EXERCISE INSTRUCTIONS
From the entries below, list each line with "description".

EXERCISE INPUT
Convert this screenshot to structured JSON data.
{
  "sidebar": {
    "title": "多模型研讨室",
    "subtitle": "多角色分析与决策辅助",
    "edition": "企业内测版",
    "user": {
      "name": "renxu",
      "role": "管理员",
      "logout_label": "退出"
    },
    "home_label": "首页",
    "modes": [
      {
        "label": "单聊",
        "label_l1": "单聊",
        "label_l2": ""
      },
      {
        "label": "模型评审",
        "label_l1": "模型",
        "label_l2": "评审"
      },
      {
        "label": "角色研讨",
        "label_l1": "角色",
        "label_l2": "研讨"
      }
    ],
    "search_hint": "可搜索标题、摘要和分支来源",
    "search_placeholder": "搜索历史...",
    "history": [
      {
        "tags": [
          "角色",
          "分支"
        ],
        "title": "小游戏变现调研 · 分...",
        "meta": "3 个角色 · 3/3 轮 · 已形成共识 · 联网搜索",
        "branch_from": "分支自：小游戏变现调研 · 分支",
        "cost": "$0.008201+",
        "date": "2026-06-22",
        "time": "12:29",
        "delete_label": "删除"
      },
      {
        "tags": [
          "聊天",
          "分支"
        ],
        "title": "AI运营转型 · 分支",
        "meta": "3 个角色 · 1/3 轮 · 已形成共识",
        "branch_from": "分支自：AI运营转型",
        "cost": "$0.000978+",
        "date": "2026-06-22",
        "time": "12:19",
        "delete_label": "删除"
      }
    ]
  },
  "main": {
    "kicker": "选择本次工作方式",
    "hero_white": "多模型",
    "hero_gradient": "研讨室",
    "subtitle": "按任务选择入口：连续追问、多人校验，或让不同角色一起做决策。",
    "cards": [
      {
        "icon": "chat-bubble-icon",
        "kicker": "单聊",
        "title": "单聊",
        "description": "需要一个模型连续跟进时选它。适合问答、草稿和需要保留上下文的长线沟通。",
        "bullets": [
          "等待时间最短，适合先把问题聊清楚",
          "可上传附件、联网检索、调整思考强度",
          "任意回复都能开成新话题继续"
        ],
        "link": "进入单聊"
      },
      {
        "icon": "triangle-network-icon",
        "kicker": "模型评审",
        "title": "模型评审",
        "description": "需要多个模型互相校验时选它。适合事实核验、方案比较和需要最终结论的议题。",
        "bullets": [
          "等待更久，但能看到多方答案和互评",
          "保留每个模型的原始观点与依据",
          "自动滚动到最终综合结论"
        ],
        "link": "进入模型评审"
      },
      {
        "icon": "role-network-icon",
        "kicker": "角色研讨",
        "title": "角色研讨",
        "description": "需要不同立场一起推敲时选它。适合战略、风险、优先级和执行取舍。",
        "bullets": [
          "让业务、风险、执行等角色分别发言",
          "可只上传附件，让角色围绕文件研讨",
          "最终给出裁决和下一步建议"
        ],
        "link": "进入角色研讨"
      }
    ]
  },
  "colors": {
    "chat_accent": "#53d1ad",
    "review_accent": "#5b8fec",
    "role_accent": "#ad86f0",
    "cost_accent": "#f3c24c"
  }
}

SOLVED EXERCISE
        "description": "需要一个模型连续跟进时选它。适合问答、草稿和需要保留上下文的长线沟通。",
        "description": "需要多个模型互相校验时选它。适合事实核验、方案比较和需要最终结论的议题。",
        "description": "需要不同立场一起推敲时选它。适合战略、风险、优先级和执行取舍。",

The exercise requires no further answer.